GOAL:
In the material below, take the lines from the one containing "List every element" through the one containing "svg-text:7.9: 7.9: [261, 239, 282, 269]", both included, and write them out as a numbered list with any blank lines left out.

MATERIAL TO PROCESS:
---

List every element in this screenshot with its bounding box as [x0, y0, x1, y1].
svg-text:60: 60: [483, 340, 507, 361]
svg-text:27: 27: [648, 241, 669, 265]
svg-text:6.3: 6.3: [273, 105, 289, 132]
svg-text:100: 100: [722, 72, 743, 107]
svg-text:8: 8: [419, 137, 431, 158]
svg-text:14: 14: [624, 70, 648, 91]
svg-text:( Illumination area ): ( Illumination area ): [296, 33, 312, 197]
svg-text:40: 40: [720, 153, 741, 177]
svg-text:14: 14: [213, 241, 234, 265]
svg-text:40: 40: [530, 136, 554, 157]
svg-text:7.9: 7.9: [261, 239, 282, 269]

---

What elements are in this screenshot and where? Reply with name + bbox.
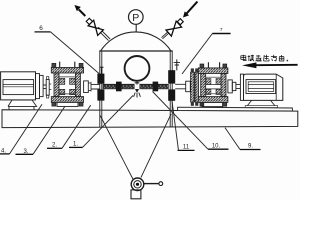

---

THE REPLY:
1. List every element in this screenshot with its bounding box as [x0, y0, x1, y1].
2. svg-text:60: 60: [483, 340, 507, 361]
3. svg-text:27: 27: [648, 241, 669, 265]
4. svg-text:6.3: 6.3: [273, 105, 289, 132]
5. svg-text:100: 100: [722, 72, 743, 107]
6. svg-text:8: 8: [419, 137, 431, 158]
7. svg-text:14: 14: [624, 70, 648, 91]
8. svg-text:( Illumination area ): ( Illumination area ): [296, 33, 312, 197]
9. svg-text:40: 40: [720, 153, 741, 177]
10. svg-text:14: 14: [213, 241, 234, 265]
11. svg-text:40: 40: [530, 136, 554, 157]
12. svg-text:7.9: 7.9: [261, 239, 282, 269]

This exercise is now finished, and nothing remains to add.